Art brings me joy. I wouldn't be an artist if it didn't. But like everybody else in the world, I have a life outside of my art. I won't bore anybody with many of the details here, but sometimes life gets busy, and it becomes difficult to juggle life and art.
I think the hardest part about being an artist isn't the skill required to draw. That's sometime that comes with time, patience, and practice. The hardest part for me is finding a way to push past the things life throws at me and continue drawing, even when the drawings stubbornly refuse to let me finish them.
Don't get me wrong. I'm not making excuses here. I went into this knowing that life would get in the way for at least a couple of years. That's just life, especially when you're an artist with a family. Life tends to fight you sometimes, pushing to stop you from doing what you love even if you are doing what you love (I'm thinking kids, here). It wasn't anything serious--just the norm of raising a family while trying to pursue a hobby that became a passion and a career.. Things make a person busy, important things. Family, school, sports, church, life. I know I'm not alone. The important thing that I constantly had to constantly remind myself as I contemplated setting my art down for a few years (the thought crossed my mind more than once, I guarantee it) was that I would never get anywhere in life if I didn't push through it.
────────
Exercise set |
A: According to the essay on balancing art and life, what things make a person busy? List each one.
B: For each statement, say whether it agrees with the essay on balancing art and life, and quote the words that decide it. (i) The writer considers the skill required to draw the hardest part of being an artist. (ii) The writer thought about setting art down more than once. (iii) The writer expected life to get in the way for at least a couple of years.
The lines have no connection to the essay on balancing art and life.

Data shown |
────────
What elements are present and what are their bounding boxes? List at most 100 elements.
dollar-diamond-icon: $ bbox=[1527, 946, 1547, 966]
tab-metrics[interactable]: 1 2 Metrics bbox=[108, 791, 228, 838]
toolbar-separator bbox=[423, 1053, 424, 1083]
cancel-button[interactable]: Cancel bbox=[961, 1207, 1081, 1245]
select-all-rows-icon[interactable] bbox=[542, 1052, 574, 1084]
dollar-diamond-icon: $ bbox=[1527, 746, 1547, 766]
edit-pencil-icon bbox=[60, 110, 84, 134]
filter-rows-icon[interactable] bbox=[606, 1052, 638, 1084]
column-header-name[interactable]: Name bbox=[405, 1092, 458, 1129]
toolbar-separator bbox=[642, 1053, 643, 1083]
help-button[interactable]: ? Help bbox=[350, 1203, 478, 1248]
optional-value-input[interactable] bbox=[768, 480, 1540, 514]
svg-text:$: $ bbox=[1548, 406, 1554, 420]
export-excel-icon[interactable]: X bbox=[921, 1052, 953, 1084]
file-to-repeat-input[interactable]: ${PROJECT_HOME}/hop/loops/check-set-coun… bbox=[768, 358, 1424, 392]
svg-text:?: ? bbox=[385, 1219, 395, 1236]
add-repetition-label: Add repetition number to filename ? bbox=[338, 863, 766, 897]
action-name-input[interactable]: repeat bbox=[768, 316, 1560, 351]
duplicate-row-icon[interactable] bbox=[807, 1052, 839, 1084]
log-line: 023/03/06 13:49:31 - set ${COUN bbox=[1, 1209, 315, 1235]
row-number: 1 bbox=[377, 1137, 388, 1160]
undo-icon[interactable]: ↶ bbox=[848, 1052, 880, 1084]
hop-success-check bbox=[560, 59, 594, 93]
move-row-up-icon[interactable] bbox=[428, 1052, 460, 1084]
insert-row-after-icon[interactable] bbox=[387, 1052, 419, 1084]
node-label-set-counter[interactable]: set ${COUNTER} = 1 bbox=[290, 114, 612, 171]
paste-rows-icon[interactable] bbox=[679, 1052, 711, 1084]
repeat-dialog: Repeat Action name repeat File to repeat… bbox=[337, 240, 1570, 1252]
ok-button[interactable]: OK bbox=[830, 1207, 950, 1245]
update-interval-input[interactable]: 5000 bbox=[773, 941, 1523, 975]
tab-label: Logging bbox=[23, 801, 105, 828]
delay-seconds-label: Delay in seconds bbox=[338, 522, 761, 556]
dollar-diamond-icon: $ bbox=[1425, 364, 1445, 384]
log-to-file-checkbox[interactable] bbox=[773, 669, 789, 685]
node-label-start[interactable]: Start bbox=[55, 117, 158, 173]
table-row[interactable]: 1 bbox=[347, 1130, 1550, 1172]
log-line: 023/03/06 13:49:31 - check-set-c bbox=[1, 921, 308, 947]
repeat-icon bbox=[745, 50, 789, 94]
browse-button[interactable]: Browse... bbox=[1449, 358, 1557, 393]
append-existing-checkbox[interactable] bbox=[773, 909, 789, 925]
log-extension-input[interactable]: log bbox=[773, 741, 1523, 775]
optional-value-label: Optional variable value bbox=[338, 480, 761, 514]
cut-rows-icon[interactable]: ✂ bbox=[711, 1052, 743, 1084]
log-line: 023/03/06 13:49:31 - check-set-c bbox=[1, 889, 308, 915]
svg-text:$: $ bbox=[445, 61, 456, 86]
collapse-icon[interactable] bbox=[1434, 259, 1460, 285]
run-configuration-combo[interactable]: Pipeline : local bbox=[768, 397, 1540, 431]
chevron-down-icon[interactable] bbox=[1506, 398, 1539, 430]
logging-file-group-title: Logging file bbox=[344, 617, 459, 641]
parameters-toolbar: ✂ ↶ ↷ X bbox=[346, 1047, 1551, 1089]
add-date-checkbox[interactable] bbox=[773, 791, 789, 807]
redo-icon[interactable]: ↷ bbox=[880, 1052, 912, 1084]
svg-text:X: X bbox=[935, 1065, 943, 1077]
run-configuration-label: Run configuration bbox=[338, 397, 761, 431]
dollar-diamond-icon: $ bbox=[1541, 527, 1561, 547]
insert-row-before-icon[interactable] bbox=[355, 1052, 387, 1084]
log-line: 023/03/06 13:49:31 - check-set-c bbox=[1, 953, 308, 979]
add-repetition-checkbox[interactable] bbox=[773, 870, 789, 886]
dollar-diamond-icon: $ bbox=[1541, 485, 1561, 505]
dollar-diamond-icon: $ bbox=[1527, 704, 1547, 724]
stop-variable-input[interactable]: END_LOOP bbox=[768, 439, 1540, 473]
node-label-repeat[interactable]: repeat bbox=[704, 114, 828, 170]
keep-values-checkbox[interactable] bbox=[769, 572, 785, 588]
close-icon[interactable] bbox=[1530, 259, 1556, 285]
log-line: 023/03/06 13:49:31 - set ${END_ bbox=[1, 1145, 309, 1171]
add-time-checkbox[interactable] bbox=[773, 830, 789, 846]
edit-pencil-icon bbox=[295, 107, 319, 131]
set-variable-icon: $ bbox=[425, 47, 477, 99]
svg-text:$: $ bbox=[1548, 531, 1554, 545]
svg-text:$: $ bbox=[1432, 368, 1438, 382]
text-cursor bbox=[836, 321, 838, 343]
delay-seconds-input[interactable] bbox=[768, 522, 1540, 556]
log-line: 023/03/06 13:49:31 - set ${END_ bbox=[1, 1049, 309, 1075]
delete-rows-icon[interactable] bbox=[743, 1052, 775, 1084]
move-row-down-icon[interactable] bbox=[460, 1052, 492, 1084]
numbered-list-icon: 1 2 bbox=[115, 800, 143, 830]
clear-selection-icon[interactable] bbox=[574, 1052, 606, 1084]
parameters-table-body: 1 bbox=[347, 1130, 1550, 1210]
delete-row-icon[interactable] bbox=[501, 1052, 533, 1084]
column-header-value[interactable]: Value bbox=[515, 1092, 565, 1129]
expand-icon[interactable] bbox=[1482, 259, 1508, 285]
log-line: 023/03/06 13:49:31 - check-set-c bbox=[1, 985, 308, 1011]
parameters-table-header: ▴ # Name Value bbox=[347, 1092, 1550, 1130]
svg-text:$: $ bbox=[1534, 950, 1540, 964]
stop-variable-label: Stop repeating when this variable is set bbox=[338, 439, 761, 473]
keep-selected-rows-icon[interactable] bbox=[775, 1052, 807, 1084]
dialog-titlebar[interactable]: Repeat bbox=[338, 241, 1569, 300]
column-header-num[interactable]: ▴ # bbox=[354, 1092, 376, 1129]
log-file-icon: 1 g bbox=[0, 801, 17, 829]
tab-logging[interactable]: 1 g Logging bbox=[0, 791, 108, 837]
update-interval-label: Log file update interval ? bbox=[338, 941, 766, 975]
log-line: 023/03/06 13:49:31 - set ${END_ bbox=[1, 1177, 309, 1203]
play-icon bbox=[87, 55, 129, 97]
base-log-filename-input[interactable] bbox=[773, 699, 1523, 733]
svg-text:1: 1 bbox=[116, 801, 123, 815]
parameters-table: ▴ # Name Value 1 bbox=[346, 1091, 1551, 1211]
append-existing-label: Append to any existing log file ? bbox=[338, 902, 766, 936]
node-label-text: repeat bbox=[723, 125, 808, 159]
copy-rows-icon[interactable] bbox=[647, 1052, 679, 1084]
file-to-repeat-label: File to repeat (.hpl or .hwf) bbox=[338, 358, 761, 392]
────────
Responses by task |
A: Family, school, sports, church, life

B:
(i) No: "the hardest part about being an artist isn't the skill required to draw"
(ii) Yes: "the thought crossed my mind more than once"
(iii) Yes: "I went into this knowing that life would get in the way for at least a couple of years"